= PROVIDED DATA =
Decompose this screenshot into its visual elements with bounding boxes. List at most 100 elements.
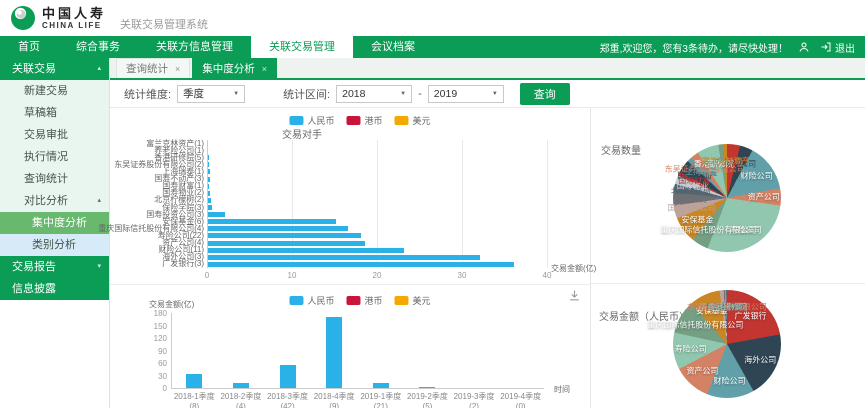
quarter-bar-4[interactable] (373, 383, 389, 388)
user-icon[interactable] (798, 41, 810, 53)
close-icon[interactable]: × (175, 59, 180, 79)
range-label: 统计区间: (283, 86, 330, 102)
search-button[interactable]: 查询 (520, 83, 570, 105)
legend-label: 美元 (413, 294, 431, 307)
x-tick-label: 40 (539, 271, 555, 280)
tab-label: 查询统计 (126, 59, 168, 79)
x-axis-label: 交易金额(亿) (551, 263, 596, 274)
sidebar-item-0[interactable]: 关联交易▴ (0, 58, 109, 80)
nav-item-0[interactable]: 首页 (0, 36, 58, 58)
y-axis-line (171, 313, 172, 388)
logout-button[interactable]: 退出 (820, 40, 855, 55)
sidebar-item-4[interactable]: 执行情况 (0, 146, 109, 168)
vbar-legend-item-0[interactable]: 人民币 (289, 294, 334, 307)
download-icon[interactable] (568, 289, 581, 302)
quarter-bar-0[interactable] (186, 374, 202, 388)
bar-12[interactable] (208, 226, 348, 231)
brand-name-en: CHINA LIFE (42, 22, 106, 30)
sidebar-item-1[interactable]: 新建交易 (0, 80, 109, 102)
nav-item-4[interactable]: 会议档案 (353, 36, 433, 58)
y-tick-label: 60 (147, 359, 167, 368)
legend-swatch (346, 296, 360, 305)
quarter-bar-5[interactable] (419, 387, 435, 388)
quarter-bar-3[interactable] (326, 317, 342, 388)
quarter-tick-label: 2019-4季度(0) (497, 392, 544, 408)
dimension-label: 统计维度: (124, 86, 171, 102)
bar-15[interactable] (208, 248, 404, 253)
x-tick-label: 10 (284, 271, 300, 280)
sidebar: 关联交易▴新建交易草稿箱交易审批执行情况查询统计对比分析▴集中度分析类别分析交易… (0, 58, 110, 408)
content-area: 查询统计×集中度分析× 统计维度: 季度 ▼ 统计区间: 2018 ▼ - 20… (110, 58, 865, 408)
year-from-select[interactable]: 2018 ▼ (336, 85, 412, 103)
pie-charts-panel: 交易数量 交易金额（人民币） 广发银行海外公司财险公司资产公司寿险公司重庆国际信… (591, 108, 865, 408)
logout-icon (820, 41, 832, 53)
quarter-bar-2[interactable] (280, 365, 296, 388)
quarter-bar-1[interactable] (233, 383, 249, 388)
sidebar-item-2[interactable]: 草稿箱 (0, 102, 109, 124)
bar-13[interactable] (208, 233, 361, 238)
bar-6[interactable] (208, 184, 209, 189)
nav-item-3[interactable]: 关联交易管理 (251, 36, 353, 58)
bar-9[interactable] (208, 205, 212, 210)
bar-17[interactable] (208, 262, 514, 267)
nav-item-1[interactable]: 综合事务 (58, 36, 138, 58)
transaction-count-pie[interactable] (673, 144, 781, 252)
legend-label: 人民币 (307, 294, 334, 307)
count-pie-title: 交易数量 (601, 142, 641, 157)
sidebar-item-8[interactable]: 类别分析 (0, 234, 109, 256)
year-to-select[interactable]: 2019 ▼ (428, 85, 504, 103)
bar-7[interactable] (208, 191, 210, 196)
hbar-legend-item-2[interactable]: 美元 (395, 114, 431, 127)
app-header: 中国人寿 CHINA LIFE 关联交易管理系统 (0, 0, 865, 36)
bar-11[interactable] (208, 219, 336, 224)
sidebar-item-6[interactable]: 对比分析▴ (0, 190, 109, 212)
brand-name-cn: 中国人寿 (42, 7, 106, 20)
legend-swatch (395, 296, 409, 305)
divider (591, 283, 865, 284)
quarter-tick-label: 2018-3季度(42) (264, 392, 311, 408)
navbar-right: 郑重,欢迎您，您有3条待办，请尽快处理！ 退出 (600, 36, 865, 58)
legend-swatch (395, 116, 409, 125)
sidebar-item-3[interactable]: 交易审批 (0, 124, 109, 146)
gridline (462, 140, 463, 268)
sidebar-item-5[interactable]: 查询统计 (0, 168, 109, 190)
bar-5[interactable] (208, 177, 210, 182)
sidebar-item-7[interactable]: 集中度分析 (0, 212, 109, 234)
quarter-count: (9) (311, 402, 358, 408)
sidebar-item-10[interactable]: 信息披露 (0, 278, 109, 300)
dimension-select[interactable]: 季度 ▼ (177, 85, 245, 103)
tab-1[interactable]: 集中度分析× (192, 58, 277, 78)
close-icon[interactable]: × (262, 59, 267, 79)
bar-14[interactable] (208, 241, 365, 246)
quarter-tick-label: 2018-1季度(8) (171, 392, 218, 408)
vbar-legend: 人民币港币 美元 (289, 294, 430, 307)
logout-label: 退出 (835, 40, 855, 55)
quarter-count: (4) (218, 402, 265, 408)
hbar-legend-item-0[interactable]: 人民币 (289, 114, 334, 127)
bar-10[interactable] (208, 212, 225, 217)
sidebar-item-9[interactable]: 交易报告▾ (0, 256, 109, 278)
tab-0[interactable]: 查询统计 × (116, 58, 190, 78)
transaction-amount-pie[interactable] (673, 290, 781, 398)
vbar-legend-item-2[interactable]: 美元 (395, 294, 431, 307)
quarter-tick-label: 2018-2季度(4) (218, 392, 265, 408)
y-tick-label: 90 (147, 347, 167, 356)
legend-label: 美元 (413, 114, 431, 127)
greeting-text: 郑重,欢迎您，您有3条待办，请尽快处理！ (600, 40, 788, 55)
bar-8[interactable] (208, 198, 211, 203)
bar-2[interactable] (208, 155, 209, 160)
divider (110, 284, 590, 285)
legend-label: 人民币 (307, 114, 334, 127)
quarter-count: (42) (264, 402, 311, 408)
y-tick-label: 30 (147, 372, 167, 381)
chevron-down-icon: ▼ (233, 91, 239, 97)
hbar-legend-item-1[interactable]: 港币 (346, 114, 382, 127)
tab-bar: 查询统计×集中度分析× (110, 58, 865, 80)
vbar-legend-item-1[interactable]: 港币 (346, 294, 382, 307)
chevron-down-icon: ▼ (492, 91, 498, 97)
nav-item-2[interactable]: 关联方信息管理 (138, 36, 251, 58)
bar-4[interactable] (208, 169, 210, 174)
bar-16[interactable] (208, 255, 480, 260)
amount-pie-title: 交易金额（人民币） (599, 308, 689, 323)
bar-3[interactable] (208, 162, 209, 167)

= TASK DETAILS =
Copy the items word for word, starting with the line that contains "quarter-bar-4[interactable] (373, 383, 389, 388)" and continuing through the line that contains "x-tick-label: 10 (284, 271, 300, 280)", with both of those lines included.

= OUTPUT FOR THIS EXERCISE =
quarter-bar-4[interactable] (373, 383, 389, 388)
user-icon[interactable] (798, 41, 810, 53)
close-icon[interactable]: × (175, 59, 180, 79)
range-label: 统计区间: (283, 86, 330, 102)
search-button[interactable]: 查询 (520, 83, 570, 105)
legend-label: 美元 (413, 294, 431, 307)
x-tick-label: 40 (539, 271, 555, 280)
tab-label: 查询统计 (126, 59, 168, 79)
x-axis-label: 交易金额(亿) (551, 263, 596, 274)
sidebar-item-0[interactable]: 关联交易▴ (0, 58, 109, 80)
nav-item-0[interactable]: 首页 (0, 36, 58, 58)
y-axis-line (171, 313, 172, 388)
logout-button[interactable]: 退出 (820, 40, 855, 55)
sidebar-item-4[interactable]: 执行情况 (0, 146, 109, 168)
vbar-legend-item-0[interactable]: 人民币 (289, 294, 334, 307)
download-icon[interactable] (568, 289, 581, 302)
quarter-bar-0[interactable] (186, 374, 202, 388)
bar-12[interactable] (208, 226, 348, 231)
brand-name-en: CHINA LIFE (42, 22, 106, 30)
sidebar-item-1[interactable]: 新建交易 (0, 80, 109, 102)
nav-item-4[interactable]: 会议档案 (353, 36, 433, 58)
y-tick-label: 60 (147, 359, 167, 368)
legend-swatch (346, 296, 360, 305)
quarter-bar-5[interactable] (419, 387, 435, 388)
quarter-bar-3[interactable] (326, 317, 342, 388)
quarter-tick-label: 2019-4季度(0) (497, 392, 544, 408)
dimension-label: 统计维度: (124, 86, 171, 102)
bar-15[interactable] (208, 248, 404, 253)
x-tick-label: 10 (284, 271, 300, 280)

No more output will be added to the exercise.